THE REQUEST =
Identify all lines below that hold "samodejno" and collect them.

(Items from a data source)
★ ★ ★ ★ ★ ★ ★

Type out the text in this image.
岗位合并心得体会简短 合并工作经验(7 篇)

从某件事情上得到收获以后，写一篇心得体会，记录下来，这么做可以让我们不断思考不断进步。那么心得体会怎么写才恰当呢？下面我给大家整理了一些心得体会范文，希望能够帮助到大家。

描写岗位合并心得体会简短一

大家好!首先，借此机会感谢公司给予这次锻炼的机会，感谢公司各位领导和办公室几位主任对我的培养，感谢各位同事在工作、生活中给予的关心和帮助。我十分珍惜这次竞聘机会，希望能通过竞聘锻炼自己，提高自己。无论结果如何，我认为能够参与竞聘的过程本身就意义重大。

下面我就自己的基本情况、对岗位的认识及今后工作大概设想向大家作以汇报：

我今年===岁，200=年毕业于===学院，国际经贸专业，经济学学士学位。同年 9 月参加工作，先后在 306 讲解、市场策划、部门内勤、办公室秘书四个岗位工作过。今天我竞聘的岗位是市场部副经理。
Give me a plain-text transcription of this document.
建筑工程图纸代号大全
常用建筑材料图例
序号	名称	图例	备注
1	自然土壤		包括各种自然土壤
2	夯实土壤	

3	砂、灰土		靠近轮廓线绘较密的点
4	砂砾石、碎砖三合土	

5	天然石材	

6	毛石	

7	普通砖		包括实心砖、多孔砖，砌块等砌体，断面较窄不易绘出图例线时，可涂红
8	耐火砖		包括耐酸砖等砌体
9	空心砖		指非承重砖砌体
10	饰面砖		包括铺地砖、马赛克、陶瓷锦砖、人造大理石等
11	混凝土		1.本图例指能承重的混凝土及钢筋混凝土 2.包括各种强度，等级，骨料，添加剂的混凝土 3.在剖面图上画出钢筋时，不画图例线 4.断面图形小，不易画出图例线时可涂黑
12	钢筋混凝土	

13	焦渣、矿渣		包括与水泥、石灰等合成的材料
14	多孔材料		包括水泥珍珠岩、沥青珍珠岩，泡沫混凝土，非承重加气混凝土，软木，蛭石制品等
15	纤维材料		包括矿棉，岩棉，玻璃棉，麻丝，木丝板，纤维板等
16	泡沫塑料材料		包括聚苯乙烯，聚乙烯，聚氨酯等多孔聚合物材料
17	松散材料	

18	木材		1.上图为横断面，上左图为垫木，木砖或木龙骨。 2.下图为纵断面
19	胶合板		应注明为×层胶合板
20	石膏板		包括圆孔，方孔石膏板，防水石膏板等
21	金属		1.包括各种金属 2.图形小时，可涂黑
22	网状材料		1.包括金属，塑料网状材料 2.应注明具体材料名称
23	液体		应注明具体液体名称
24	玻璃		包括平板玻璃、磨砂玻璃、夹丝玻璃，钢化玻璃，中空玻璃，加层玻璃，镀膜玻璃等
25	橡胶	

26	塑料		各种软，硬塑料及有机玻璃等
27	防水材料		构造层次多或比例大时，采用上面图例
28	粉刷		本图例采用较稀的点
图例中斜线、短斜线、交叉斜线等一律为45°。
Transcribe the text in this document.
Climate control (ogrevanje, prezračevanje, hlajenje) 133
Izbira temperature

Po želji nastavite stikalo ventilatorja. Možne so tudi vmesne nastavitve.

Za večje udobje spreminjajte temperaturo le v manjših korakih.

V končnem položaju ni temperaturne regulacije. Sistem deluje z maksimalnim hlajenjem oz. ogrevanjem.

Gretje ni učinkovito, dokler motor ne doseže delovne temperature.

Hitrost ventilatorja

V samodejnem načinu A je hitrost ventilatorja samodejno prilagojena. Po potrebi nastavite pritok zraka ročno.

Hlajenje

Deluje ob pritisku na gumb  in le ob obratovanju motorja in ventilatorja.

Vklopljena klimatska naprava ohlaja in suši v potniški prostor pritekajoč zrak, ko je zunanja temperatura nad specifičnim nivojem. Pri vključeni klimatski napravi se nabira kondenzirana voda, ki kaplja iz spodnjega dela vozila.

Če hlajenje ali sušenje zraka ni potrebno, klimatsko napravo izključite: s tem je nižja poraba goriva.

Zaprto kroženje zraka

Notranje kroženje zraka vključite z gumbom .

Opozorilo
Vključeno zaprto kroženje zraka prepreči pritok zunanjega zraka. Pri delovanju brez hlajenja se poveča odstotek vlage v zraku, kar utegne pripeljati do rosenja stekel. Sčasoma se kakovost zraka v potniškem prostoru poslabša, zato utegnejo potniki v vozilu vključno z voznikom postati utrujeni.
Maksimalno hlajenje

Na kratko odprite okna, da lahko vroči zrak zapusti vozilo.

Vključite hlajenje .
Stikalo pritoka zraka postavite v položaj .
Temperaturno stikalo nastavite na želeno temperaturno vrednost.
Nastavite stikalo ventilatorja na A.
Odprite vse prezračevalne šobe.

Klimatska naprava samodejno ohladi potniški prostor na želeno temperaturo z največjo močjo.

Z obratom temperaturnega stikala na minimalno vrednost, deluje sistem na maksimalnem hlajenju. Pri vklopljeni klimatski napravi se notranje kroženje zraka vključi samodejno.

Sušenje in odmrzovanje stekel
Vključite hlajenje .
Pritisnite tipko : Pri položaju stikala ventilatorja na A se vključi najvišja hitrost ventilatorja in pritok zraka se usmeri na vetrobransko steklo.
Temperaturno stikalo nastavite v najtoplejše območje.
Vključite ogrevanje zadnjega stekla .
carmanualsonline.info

★ ★ ★ ★ ★ ★ ★

CORRECT RESPONSE =
V samodejnem načinu A je hitrost ventilatorja samodejno prilagojena. Po potrebi nastavite pritok zraka ročno.
Klimatska naprava samodejno ohladi potniški prostor na želeno temperaturo z največjo močjo.
Z obratom temperaturnega stikala na minimalno vrednost, deluje sistem na maksimalnem hlajenju. Pri vklopljeni klimatski napravi se notranje kroženje zraka vključi samodejno.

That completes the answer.